_Given instruction_
Word for word, print each line of the listing below; pictures stay out.
* * * * * * *
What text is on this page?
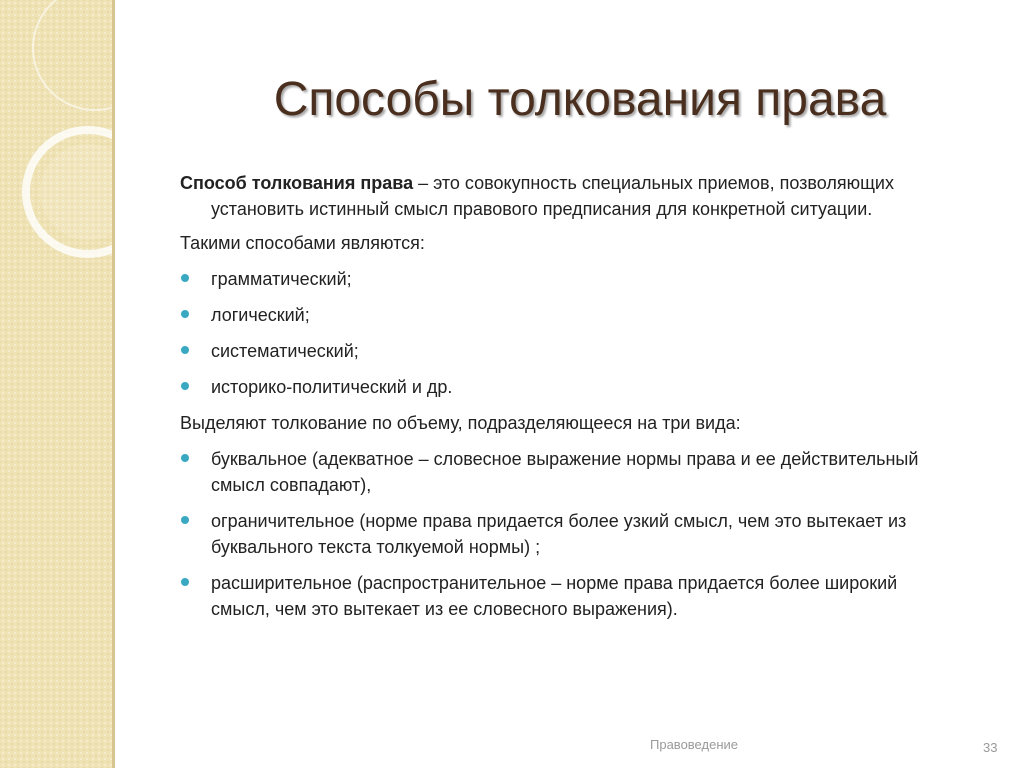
Способы толкования права

Способ толкования права – это совокупность специальных приемов, позволяющих установить истинный смысл правового предписания для конкретной ситуации.

Такими способами являются:

грамматический;
логический;
систематический;
историко-политический и др.

Выделяют толкование по объему, подразделяющееся на три вида:

буквальное (адекватное – словесное выражение нормы права и ее действительный смысл совпадают),
ограничительное (норме права придается более узкий смысл, чем это вытекает из буквального текста толкуемой нормы) ;
расширительное (распространительное – норме права придается более широкий смысл, чем это вытекает из ее словесного выражения).
Правоведение	33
* * * * * * *
_Written solution_
What text is on this page?
Способы толкования права

Способ толкования права – это совокупность специальных приемов, позволяющих установить истинный смысл правового предписания для конкретной ситуации.

Такими способами являются:

грамматический;
логический;
систематический;
историко-политический и др.

Выделяют толкование по объему, подразделяющееся на три вида:

буквальное (адекватное – словесное выражение нормы права и ее действительный смысл совпадают),
ограничительное (норме права придается более узкий смысл, чем это вытекает из буквального текста толкуемой нормы) ;
расширительное (распространительное – норме права придается более широкий смысл, чем это вытекает из ее словесного выражения).
Правоведение	33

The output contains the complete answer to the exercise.